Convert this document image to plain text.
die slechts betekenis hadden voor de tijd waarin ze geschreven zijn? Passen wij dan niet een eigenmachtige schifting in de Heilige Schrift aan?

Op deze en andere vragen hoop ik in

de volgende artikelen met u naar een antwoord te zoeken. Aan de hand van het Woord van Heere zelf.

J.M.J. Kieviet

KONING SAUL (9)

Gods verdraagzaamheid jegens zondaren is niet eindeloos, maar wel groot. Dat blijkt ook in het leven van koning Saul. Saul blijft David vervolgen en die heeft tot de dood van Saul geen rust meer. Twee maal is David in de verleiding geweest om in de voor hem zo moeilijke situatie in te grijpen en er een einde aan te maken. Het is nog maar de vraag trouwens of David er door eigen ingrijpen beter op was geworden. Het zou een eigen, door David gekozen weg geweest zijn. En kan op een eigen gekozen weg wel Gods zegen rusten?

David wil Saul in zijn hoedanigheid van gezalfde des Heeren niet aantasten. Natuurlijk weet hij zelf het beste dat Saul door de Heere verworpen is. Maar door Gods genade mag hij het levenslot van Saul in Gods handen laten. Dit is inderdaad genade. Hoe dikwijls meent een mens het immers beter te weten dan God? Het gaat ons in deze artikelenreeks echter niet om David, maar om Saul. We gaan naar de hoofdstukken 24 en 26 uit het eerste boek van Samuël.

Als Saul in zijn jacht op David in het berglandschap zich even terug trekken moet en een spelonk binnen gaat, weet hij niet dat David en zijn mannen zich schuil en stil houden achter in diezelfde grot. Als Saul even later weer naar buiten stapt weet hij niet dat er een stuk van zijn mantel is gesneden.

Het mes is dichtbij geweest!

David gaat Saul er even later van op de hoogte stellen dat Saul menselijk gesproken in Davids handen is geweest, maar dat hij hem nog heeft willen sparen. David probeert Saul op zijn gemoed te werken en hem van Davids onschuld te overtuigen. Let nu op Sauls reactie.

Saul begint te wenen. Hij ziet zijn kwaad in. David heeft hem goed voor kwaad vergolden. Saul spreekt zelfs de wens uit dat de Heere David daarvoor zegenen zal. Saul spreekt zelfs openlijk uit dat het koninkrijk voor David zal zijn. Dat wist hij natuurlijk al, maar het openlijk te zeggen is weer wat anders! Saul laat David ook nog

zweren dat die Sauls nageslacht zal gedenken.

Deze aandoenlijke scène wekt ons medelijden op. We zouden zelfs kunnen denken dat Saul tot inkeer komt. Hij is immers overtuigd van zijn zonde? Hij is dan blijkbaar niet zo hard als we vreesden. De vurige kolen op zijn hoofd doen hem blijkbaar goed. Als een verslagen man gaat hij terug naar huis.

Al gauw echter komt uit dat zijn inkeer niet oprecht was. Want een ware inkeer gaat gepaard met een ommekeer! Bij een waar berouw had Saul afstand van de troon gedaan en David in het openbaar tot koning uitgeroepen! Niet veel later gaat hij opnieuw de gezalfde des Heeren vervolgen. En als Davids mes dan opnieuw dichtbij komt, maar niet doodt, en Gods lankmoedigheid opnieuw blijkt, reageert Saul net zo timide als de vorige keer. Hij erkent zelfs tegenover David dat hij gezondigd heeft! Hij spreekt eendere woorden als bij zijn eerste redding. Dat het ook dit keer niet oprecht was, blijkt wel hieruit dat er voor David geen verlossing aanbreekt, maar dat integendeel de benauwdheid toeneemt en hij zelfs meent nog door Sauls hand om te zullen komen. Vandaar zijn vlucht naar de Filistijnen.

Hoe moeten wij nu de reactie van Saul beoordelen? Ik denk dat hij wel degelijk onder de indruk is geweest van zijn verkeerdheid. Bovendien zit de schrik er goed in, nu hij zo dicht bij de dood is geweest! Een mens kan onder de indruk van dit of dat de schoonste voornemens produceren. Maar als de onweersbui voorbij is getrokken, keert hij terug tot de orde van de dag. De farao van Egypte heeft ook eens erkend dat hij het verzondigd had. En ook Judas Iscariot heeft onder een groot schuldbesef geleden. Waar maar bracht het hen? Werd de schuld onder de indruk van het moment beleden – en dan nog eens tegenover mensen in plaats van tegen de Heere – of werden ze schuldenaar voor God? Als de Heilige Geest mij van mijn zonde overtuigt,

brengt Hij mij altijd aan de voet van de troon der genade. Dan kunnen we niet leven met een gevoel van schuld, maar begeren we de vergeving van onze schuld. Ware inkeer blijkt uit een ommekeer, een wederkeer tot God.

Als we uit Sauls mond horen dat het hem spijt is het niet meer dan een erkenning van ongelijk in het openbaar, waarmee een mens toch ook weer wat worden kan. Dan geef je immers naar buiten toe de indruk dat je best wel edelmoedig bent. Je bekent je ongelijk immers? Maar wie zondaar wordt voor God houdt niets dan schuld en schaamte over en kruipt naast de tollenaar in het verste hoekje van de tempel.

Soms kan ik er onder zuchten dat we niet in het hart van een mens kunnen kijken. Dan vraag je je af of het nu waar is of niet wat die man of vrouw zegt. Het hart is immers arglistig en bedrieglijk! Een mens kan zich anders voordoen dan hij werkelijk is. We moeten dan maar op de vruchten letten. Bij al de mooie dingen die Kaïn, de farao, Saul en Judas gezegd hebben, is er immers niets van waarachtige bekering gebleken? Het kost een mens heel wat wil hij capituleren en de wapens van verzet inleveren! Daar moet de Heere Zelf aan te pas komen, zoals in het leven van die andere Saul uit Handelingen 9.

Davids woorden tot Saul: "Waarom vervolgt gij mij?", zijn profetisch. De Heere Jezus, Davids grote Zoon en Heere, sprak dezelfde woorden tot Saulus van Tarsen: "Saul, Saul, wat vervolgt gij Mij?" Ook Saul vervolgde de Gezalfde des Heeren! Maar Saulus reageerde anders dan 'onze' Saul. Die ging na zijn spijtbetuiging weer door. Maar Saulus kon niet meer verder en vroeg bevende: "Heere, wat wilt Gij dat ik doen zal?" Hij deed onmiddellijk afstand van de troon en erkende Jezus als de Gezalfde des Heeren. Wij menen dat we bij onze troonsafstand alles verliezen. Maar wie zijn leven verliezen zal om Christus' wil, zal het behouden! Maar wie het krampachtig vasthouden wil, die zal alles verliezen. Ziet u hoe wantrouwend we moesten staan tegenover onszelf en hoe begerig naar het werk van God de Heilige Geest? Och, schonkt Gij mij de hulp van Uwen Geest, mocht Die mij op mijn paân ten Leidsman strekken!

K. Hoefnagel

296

Description of the task :: Transcribe the whole listing with nothing added or left out.

Exercise solution ::
Convert this document image to plain text.
die slechts betekenis hadden voor de tijd waarin ze geschreven zijn? Passen wij dan niet een eigenmachtige schifting in de Heilige Schrift aan?

Op deze en andere vragen hoop ik in

de volgende artikelen met u naar een antwoord te zoeken. Aan de hand van het Woord van Heere zelf.

J.M.J. Kieviet

KONING SAUL (9)

Gods verdraagzaamheid jegens zondaren is niet eindeloos, maar wel groot. Dat blijkt ook in het leven van koning Saul. Saul blijft David vervolgen en die heeft tot de dood van Saul geen rust meer. Twee maal is David in de verleiding geweest om in de voor hem zo moeilijke situatie in te grijpen en er een einde aan te maken. Het is nog maar de vraag trouwens of David er door eigen ingrijpen beter op was geworden. Het zou een eigen, door David gekozen weg geweest zijn. En kan op een eigen gekozen weg wel Gods zegen rusten?

David wil Saul in zijn hoedanigheid van gezalfde des Heeren niet aantasten. Natuurlijk weet hij zelf het beste dat Saul door de Heere verworpen is. Maar door Gods genade mag hij het levenslot van Saul in Gods handen laten. Dit is inderdaad genade. Hoe dikwijls meent een mens het immers beter te weten dan God? Het gaat ons in deze artikelenreeks echter niet om David, maar om Saul. We gaan naar de hoofdstukken 24 en 26 uit het eerste boek van Samuël.

Als Saul in zijn jacht op David in het berglandschap zich even terug trekken moet en een spelonk binnen gaat, weet hij niet dat David en zijn mannen zich schuil en stil houden achter in diezelfde grot. Als Saul even later weer naar buiten stapt weet hij niet dat er een stuk van zijn mantel is gesneden.

Het mes is dichtbij geweest!

David gaat Saul er even later van op de hoogte stellen dat Saul menselijk gesproken in Davids handen is geweest, maar dat hij hem nog heeft willen sparen. David probeert Saul op zijn gemoed te werken en hem van Davids onschuld te overtuigen. Let nu op Sauls reactie.

Saul begint te wenen. Hij ziet zijn kwaad in. David heeft hem goed voor kwaad vergolden. Saul spreekt zelfs de wens uit dat de Heere David daarvoor zegenen zal. Saul spreekt zelfs openlijk uit dat het koninkrijk voor David zal zijn. Dat wist hij natuurlijk al, maar het openlijk te zeggen is weer wat anders! Saul laat David ook nog

zweren dat die Sauls nageslacht zal gedenken.

Deze aandoenlijke scène wekt ons medelijden op. We zouden zelfs kunnen denken dat Saul tot inkeer komt. Hij is immers overtuigd van zijn zonde? Hij is dan blijkbaar niet zo hard als we vreesden. De vurige kolen op zijn hoofd doen hem blijkbaar goed. Als een verslagen man gaat hij terug naar huis.

Al gauw echter komt uit dat zijn inkeer niet oprecht was. Want een ware inkeer gaat gepaard met een ommekeer! Bij een waar berouw had Saul afstand van de troon gedaan en David in het openbaar tot koning uitgeroepen! Niet veel later gaat hij opnieuw de gezalfde des Heeren vervolgen. En als Davids mes dan opnieuw dichtbij komt, maar niet doodt, en Gods lankmoedigheid opnieuw blijkt, reageert Saul net zo timide als de vorige keer. Hij erkent zelfs tegenover David dat hij gezondigd heeft! Hij spreekt eendere woorden als bij zijn eerste redding. Dat het ook dit keer niet oprecht was, blijkt wel hieruit dat er voor David geen verlossing aanbreekt, maar dat integendeel de benauwdheid toeneemt en hij zelfs meent nog door Sauls hand om te zullen komen. Vandaar zijn vlucht naar de Filistijnen.

Hoe moeten wij nu de reactie van Saul beoordelen? Ik denk dat hij wel degelijk onder de indruk is geweest van zijn verkeerdheid. Bovendien zit de schrik er goed in, nu hij zo dicht bij de dood is geweest! Een mens kan onder de indruk van dit of dat de schoonste voornemens produceren. Maar als de onweersbui voorbij is getrokken, keert hij terug tot de orde van de dag. De farao van Egypte heeft ook eens erkend dat hij het verzondigd had. En ook Judas Iscariot heeft onder een groot schuldbesef geleden. Waar maar bracht het hen? Werd de schuld onder de indruk van het moment beleden – en dan nog eens tegenover mensen in plaats van tegen de Heere – of werden ze schuldenaar voor God? Als de Heilige Geest mij van mijn zonde overtuigt,

brengt Hij mij altijd aan de voet van de troon der genade. Dan kunnen we niet leven met een gevoel van schuld, maar begeren we de vergeving van onze schuld. Ware inkeer blijkt uit een ommekeer, een wederkeer tot God.

Als we uit Sauls mond horen dat het hem spijt is het niet meer dan een erkenning van ongelijk in het openbaar, waarmee een mens toch ook weer wat worden kan. Dan geef je immers naar buiten toe de indruk dat je best wel edelmoedig bent. Je bekent je ongelijk immers? Maar wie zondaar wordt voor God houdt niets dan schuld en schaamte over en kruipt naast de tollenaar in het verste hoekje van de tempel.

Soms kan ik er onder zuchten dat we niet in het hart van een mens kunnen kijken. Dan vraag je je af of het nu waar is of niet wat die man of vrouw zegt. Het hart is immers arglistig en bedrieglijk! Een mens kan zich anders voordoen dan hij werkelijk is. We moeten dan maar op de vruchten letten. Bij al de mooie dingen die Kaïn, de farao, Saul en Judas gezegd hebben, is er immers niets van waarachtige bekering gebleken? Het kost een mens heel wat wil hij capituleren en de wapens van verzet inleveren! Daar moet de Heere Zelf aan te pas komen, zoals in het leven van die andere Saul uit Handelingen 9.

Davids woorden tot Saul: "Waarom vervolgt gij mij?", zijn profetisch. De Heere Jezus, Davids grote Zoon en Heere, sprak dezelfde woorden tot Saulus van Tarsen: "Saul, Saul, wat vervolgt gij Mij?" Ook Saul vervolgde de Gezalfde des Heeren! Maar Saulus reageerde anders dan 'onze' Saul. Die ging na zijn spijtbetuiging weer door. Maar Saulus kon niet meer verder en vroeg bevende: "Heere, wat wilt Gij dat ik doen zal?" Hij deed onmiddellijk afstand van de troon en erkende Jezus als de Gezalfde des Heeren. Wij menen dat we bij onze troonsafstand alles verliezen. Maar wie zijn leven verliezen zal om Christus' wil, zal het behouden! Maar wie het krampachtig vasthouden wil, die zal alles verliezen. Ziet u hoe wantrouwend we moesten staan tegenover onszelf en hoe begerig naar het werk van God de Heilige Geest? Och, schonkt Gij mij de hulp van Uwen Geest, mocht Die mij op mijn paân ten Leidsman strekken!

K. Hoefnagel

296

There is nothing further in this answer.